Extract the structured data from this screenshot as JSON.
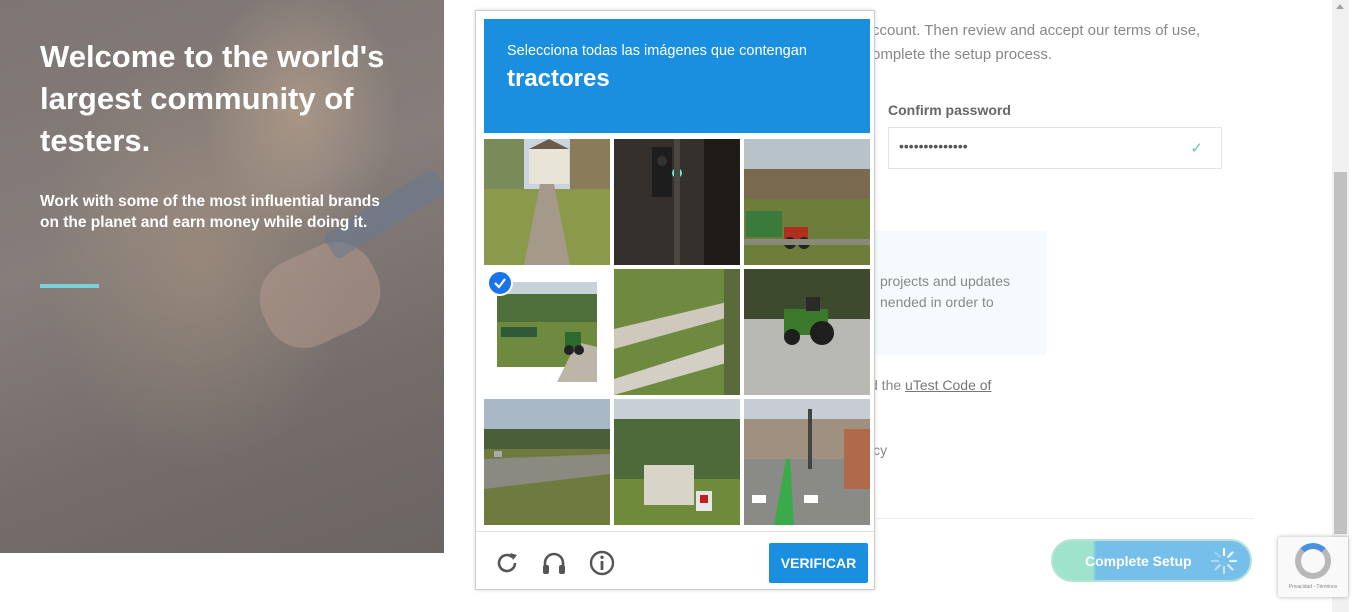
{
  "hero": {
    "title": "Welcome to the world's largest community of testers.",
    "subtitle": "Work with some of the most influential brands on the planet and earn money while doing it."
  },
  "form": {
    "intro_line1": "ccount. Then review and accept our terms of use,",
    "intro_line2": "omplete the setup process.",
    "confirm_password_label": "Confirm password",
    "confirm_password_value": "••••••••••••••",
    "info_text": "projects and updates nended in order to",
    "agree_prefix": "d the ",
    "agree_link": "uTest Code of",
    "policy_text": "icy",
    "complete_button": "Complete Setup"
  },
  "captcha": {
    "instruction": "Selecciona todas las imágenes que contengan",
    "target": "tractores",
    "verify_button": "VERIFICAR",
    "tiles": [
      {
        "id": 1,
        "selected": false
      },
      {
        "id": 2,
        "selected": false
      },
      {
        "id": 3,
        "selected": false
      },
      {
        "id": 4,
        "selected": true
      },
      {
        "id": 5,
        "selected": false
      },
      {
        "id": 6,
        "selected": false
      },
      {
        "id": 7,
        "selected": false
      },
      {
        "id": 8,
        "selected": false
      },
      {
        "id": 9,
        "selected": false
      }
    ],
    "icons": [
      "reload-icon",
      "headphones-icon",
      "info-icon"
    ]
  },
  "recaptcha_badge": {
    "text": "Privacidad - Términos"
  },
  "colors": {
    "captcha_blue": "#1a8fe0",
    "accent_line": "#7ecfdc",
    "check_green": "#5cc9b0"
  }
}
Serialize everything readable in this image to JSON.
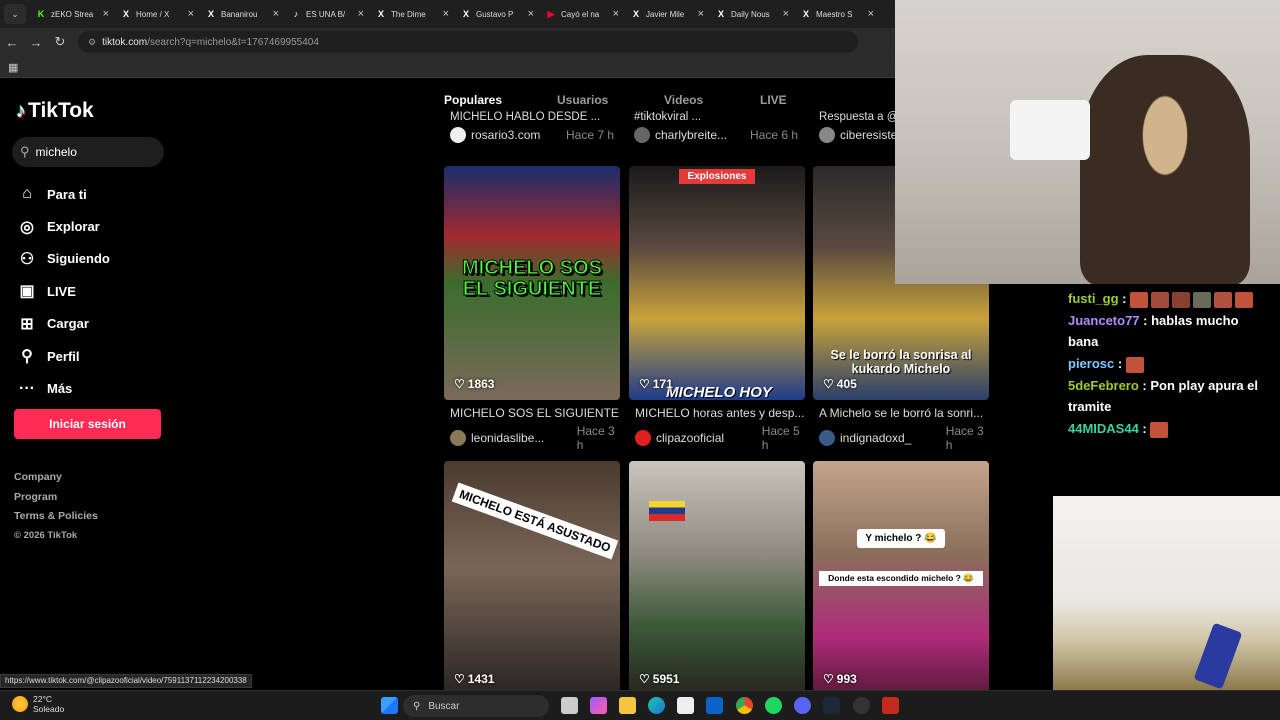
{
  "browser": {
    "tabs": [
      {
        "title": "zEKO Strea",
        "icon": "kick-icon",
        "color": "#53fc18"
      },
      {
        "title": "Home / X",
        "icon": "x-icon",
        "color": "#ffffff"
      },
      {
        "title": "Bananirou",
        "icon": "x-icon",
        "color": "#ffffff"
      },
      {
        "title": "ES UNA B/",
        "icon": "tiktok-icon",
        "color": "#ffffff"
      },
      {
        "title": "The Dime",
        "icon": "x-icon",
        "color": "#ffffff"
      },
      {
        "title": "Gustavo P",
        "icon": "x-icon",
        "color": "#ffffff"
      },
      {
        "title": "Cayó el na",
        "icon": "youtube-icon",
        "color": "#ff0033"
      },
      {
        "title": "Javier Mile",
        "icon": "x-icon",
        "color": "#ffffff"
      },
      {
        "title": "Daily Nous",
        "icon": "x-icon",
        "color": "#ffffff"
      },
      {
        "title": "Maestro S",
        "icon": "x-icon",
        "color": "#ffffff"
      }
    ],
    "url_host": "tiktok.com",
    "url_rest": "/search?q=michelo&t=1767469955404",
    "status_url": "https://www.tiktok.com/@clipazooficial/video/7591137112234200338"
  },
  "sidebar": {
    "logo": "TikTok",
    "search_value": "michelo",
    "menu": [
      {
        "label": "Para ti",
        "icon": "home-icon"
      },
      {
        "label": "Explorar",
        "icon": "compass-icon"
      },
      {
        "label": "Siguiendo",
        "icon": "following-icon"
      },
      {
        "label": "LIVE",
        "icon": "live-icon"
      },
      {
        "label": "Cargar",
        "icon": "upload-icon"
      },
      {
        "label": "Perfil",
        "icon": "profile-icon"
      },
      {
        "label": "Más",
        "icon": "more-icon"
      }
    ],
    "login_label": "Iniciar sesión",
    "footer": [
      "Company",
      "Program",
      "Terms & Policies"
    ],
    "copyright": "© 2026 TikTok"
  },
  "results": {
    "tabs": [
      "Populares",
      "Usuarios",
      "Videos",
      "LIVE"
    ],
    "active_tab": "Populares",
    "top_row": [
      {
        "caption": "MICHELO HABLO DESDE ...",
        "author": "rosario3.com",
        "time": "Hace 7 h"
      },
      {
        "caption": "#tiktokviral ...",
        "author": "charlybreite...",
        "time": "Hace 6 h"
      },
      {
        "caption": "Respuesta a @",
        "author": "ciberesiste",
        "time": ""
      }
    ],
    "cards": [
      {
        "likes": "1863",
        "caption": "MICHELO SOS EL SIGUIENTE",
        "author": "leonidaslibe...",
        "time": "Hace 3 h",
        "overlay": "MICHELO SOS EL SIGUIENTE"
      },
      {
        "likes": "171",
        "caption": "MICHELO horas antes y desp...",
        "author": "clipazooficial",
        "time": "Hace 5 h",
        "overlay_top": "Explosiones",
        "overlay_bottom": "MICHELO HOY"
      },
      {
        "likes": "405",
        "caption": "A Michelo se le borró la sonri...",
        "author": "indignadoxd_",
        "time": "Hace 3 h",
        "overlay": "Se le borró la sonrisa al kukardo Michelo"
      },
      {
        "likes": "1431",
        "overlay": "MICHELO ESTÁ ASUSTADO"
      },
      {
        "likes": "5951"
      },
      {
        "likes": "993",
        "overlay": "Y michelo ? 😂",
        "overlay2": "Donde esta escondido michelo ? 😂"
      }
    ]
  },
  "chat": [
    {
      "user": "fusti_gg",
      "color": "#9acd32",
      "text": ""
    },
    {
      "user": "Juanceto77",
      "color": "#b28bff",
      "text": "hablas mucho bana"
    },
    {
      "user": "pierosc",
      "color": "#7ec8ff",
      "text": ""
    },
    {
      "user": "5deFebrero",
      "color": "#9acd32",
      "text": "Pon play apura el tramite"
    },
    {
      "user": "44MIDAS44",
      "color": "#3ad29f",
      "text": ""
    }
  ],
  "taskbar": {
    "temp": "22°C",
    "condition": "Soleado",
    "search_label": "Buscar"
  }
}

****************

→ **Try it**
Go through the listing above and return each line that includes the word "Hace".

→ **Answer space**
        "time": "Hace 7 h"
        "time": "Hace 6 h"
        "time": "Hace 3 h",
        "time": "Hace 5 h",
        "time": "Hace 3 h",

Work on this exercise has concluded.